(Problem statement) Repeat the entire listing exactly as written.

(Stored data)
:::
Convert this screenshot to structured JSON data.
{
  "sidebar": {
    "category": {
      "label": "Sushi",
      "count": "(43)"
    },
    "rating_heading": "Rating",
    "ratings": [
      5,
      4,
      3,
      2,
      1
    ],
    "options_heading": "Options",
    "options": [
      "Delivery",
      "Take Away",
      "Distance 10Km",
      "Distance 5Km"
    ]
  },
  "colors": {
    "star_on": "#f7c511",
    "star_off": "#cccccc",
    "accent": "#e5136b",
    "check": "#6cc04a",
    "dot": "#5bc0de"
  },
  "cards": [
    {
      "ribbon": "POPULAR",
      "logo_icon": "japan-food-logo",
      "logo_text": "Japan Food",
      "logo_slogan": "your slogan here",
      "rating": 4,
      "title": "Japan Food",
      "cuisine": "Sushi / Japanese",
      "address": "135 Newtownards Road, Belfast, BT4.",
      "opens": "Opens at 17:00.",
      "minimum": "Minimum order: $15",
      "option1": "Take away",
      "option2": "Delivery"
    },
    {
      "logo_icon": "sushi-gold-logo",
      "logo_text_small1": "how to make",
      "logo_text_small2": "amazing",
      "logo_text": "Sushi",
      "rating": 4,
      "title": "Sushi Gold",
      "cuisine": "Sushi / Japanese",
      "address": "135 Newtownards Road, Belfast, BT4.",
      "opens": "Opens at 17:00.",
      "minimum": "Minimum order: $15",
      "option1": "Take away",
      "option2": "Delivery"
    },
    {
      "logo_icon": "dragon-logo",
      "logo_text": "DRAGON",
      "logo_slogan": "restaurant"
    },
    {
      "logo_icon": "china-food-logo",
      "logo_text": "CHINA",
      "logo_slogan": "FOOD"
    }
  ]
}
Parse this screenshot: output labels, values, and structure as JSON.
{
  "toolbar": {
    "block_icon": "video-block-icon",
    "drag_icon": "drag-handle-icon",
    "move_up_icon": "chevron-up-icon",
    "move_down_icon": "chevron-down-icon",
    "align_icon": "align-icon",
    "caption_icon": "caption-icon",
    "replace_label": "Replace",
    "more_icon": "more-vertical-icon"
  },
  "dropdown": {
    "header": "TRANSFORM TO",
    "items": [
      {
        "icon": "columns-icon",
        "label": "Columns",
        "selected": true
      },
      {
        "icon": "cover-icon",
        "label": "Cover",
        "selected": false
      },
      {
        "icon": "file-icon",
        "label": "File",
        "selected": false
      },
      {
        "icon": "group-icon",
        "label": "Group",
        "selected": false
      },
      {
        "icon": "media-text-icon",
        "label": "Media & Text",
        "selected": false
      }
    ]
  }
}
:::
(Response to the exercise)
Convert this screenshot to structured JSON data.
{
  "sidebar": {
    "category": {
      "label": "Sushi",
      "count": "(43)"
    },
    "rating_heading": "Rating",
    "ratings": [
      5,
      4,
      3,
      2,
      1
    ],
    "options_heading": "Options",
    "options": [
      "Delivery",
      "Take Away",
      "Distance 10Km",
      "Distance 5Km"
    ]
  },
  "colors": {
    "star_on": "#f7c511",
    "star_off": "#cccccc",
    "accent": "#e5136b",
    "check": "#6cc04a",
    "dot": "#5bc0de"
  },
  "cards": [
    {
      "ribbon": "POPULAR",
      "logo_icon": "japan-food-logo",
      "logo_text": "Japan Food",
      "logo_slogan": "your slogan here",
      "rating": 4,
      "title": "Japan Food",
      "cuisine": "Sushi / Japanese",
      "address": "135 Newtownards Road, Belfast, BT4.",
      "opens": "Opens at 17:00.",
      "minimum": "Minimum order: $15",
      "option1": "Take away",
      "option2": "Delivery"
    },
    {
      "logo_icon": "sushi-gold-logo",
      "logo_text_small1": "how to make",
      "logo_text_small2": "amazing",
      "logo_text": "Sushi",
      "rating": 4,
      "title": "Sushi Gold",
      "cuisine": "Sushi / Japanese",
      "address": "135 Newtownards Road, Belfast, BT4.",
      "opens": "Opens at 17:00.",
      "minimum": "Minimum order: $15",
      "option1": "Take away",
      "option2": "Delivery"
    },
    {
      "logo_icon": "dragon-logo",
      "logo_text": "DRAGON",
      "logo_slogan": "restaurant"
    },
    {
      "logo_icon": "china-food-logo",
      "logo_text": "CHINA",
      "logo_slogan": "FOOD"
    }
  ]
}
Parse this screenshot: output labels, values, and structure as JSON.
{
  "toolbar": {
    "block_icon": "video-block-icon",
    "drag_icon": "drag-handle-icon",
    "move_up_icon": "chevron-up-icon",
    "move_down_icon": "chevron-down-icon",
    "align_icon": "align-icon",
    "caption_icon": "caption-icon",
    "replace_label": "Replace",
    "more_icon": "more-vertical-icon"
  },
  "dropdown": {
    "header": "TRANSFORM TO",
    "items": [
      {
        "icon": "columns-icon",
        "label": "Columns",
        "selected": true
      },
      {
        "icon": "cover-icon",
        "label": "Cover",
        "selected": false
      },
      {
        "icon": "file-icon",
        "label": "File",
        "selected": false
      },
      {
        "icon": "group-icon",
        "label": "Group",
        "selected": false
      },
      {
        "icon": "media-text-icon",
        "label": "Media & Text",
        "selected": false
      }
    ]
  }
}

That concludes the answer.